>>>>>
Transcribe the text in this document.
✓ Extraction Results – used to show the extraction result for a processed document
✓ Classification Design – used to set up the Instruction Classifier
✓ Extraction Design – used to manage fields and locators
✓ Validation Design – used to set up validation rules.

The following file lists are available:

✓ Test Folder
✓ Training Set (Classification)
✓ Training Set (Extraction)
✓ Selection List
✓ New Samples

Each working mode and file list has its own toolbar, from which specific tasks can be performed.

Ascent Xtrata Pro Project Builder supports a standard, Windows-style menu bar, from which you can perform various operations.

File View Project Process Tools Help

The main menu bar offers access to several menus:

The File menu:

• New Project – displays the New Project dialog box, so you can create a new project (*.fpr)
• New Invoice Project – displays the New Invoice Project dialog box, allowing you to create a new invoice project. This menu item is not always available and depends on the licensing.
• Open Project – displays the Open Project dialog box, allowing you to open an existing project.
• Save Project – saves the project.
<<<<<
Retype the material above, line by line, exactly.

Transcribe the text in this document.
✓ Extraction Results – used to show the extraction result for a processed document
✓ Classification Design – used to set up the Instruction Classifier
✓ Extraction Design – used to manage fields and locators
✓ Validation Design – used to set up validation rules.

The following file lists are available:

✓ Test Folder
✓ Training Set (Classification)
✓ Training Set (Extraction)
✓ Selection List
✓ New Samples

Each working mode and file list has its own toolbar, from which specific tasks can be performed.

Ascent Xtrata Pro Project Builder supports a standard, Windows-style menu bar, from which you can perform various operations.

File View Project Process Tools Help

The main menu bar offers access to several menus:

The File menu:

• New Project – displays the New Project dialog box, so you can create a new project (*.fpr)
• New Invoice Project – displays the New Invoice Project dialog box, allowing you to create a new invoice project. This menu item is not always available and depends on the licensing.
• Open Project – displays the Open Project dialog box, allowing you to open an existing project.
• Save Project – saves the project.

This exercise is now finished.